(Entries from a page text collection)
- - - - - - -

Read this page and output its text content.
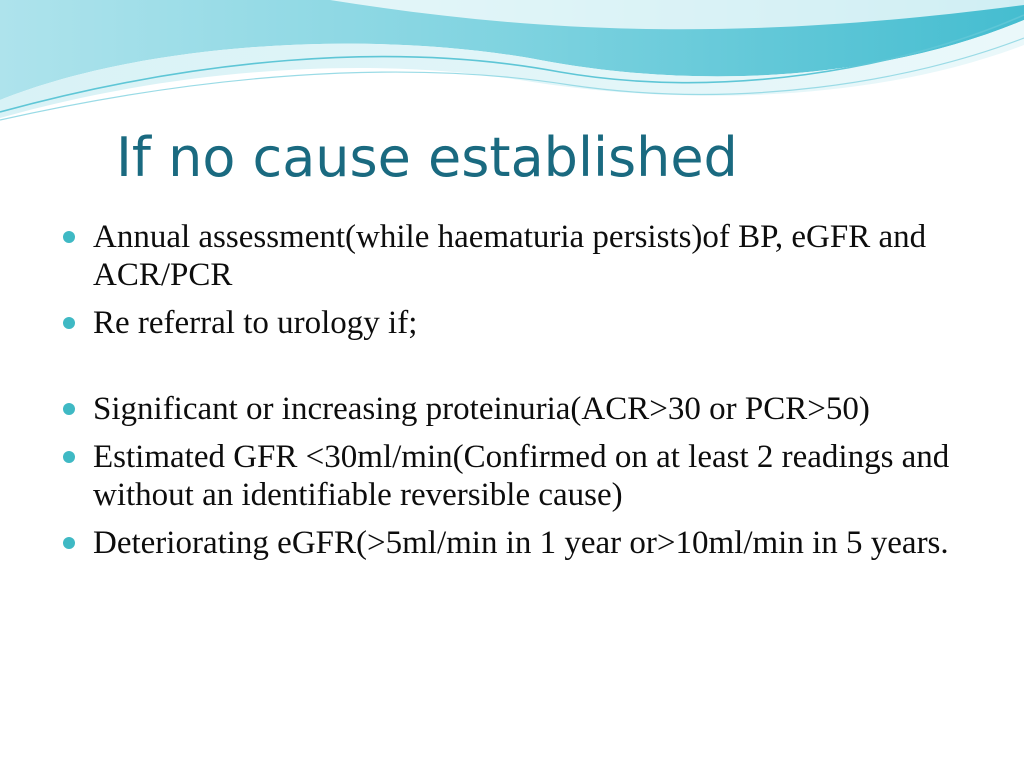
If no cause established
Annual assessment(while haematuria persists)of BP, eGFR and ACR/PCR
Re referral to urology if;
Significant or increasing proteinuria(ACR>30 or PCR>50)
Estimated GFR <30ml/min(Confirmed on at least 2 readings and without an identifiable reversible cause)
Deteriorating eGFR(>5ml/min in 1 year or>10ml/min in 5 years.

- - - - - - -

What the task asks:
All lines that hold the word "cause" should be copied from the data.

Answer to this exercise:
If no cause established
Estimated GFR <30ml/min(Confirmed on at least 2 readings and without an identifiable reversible cause)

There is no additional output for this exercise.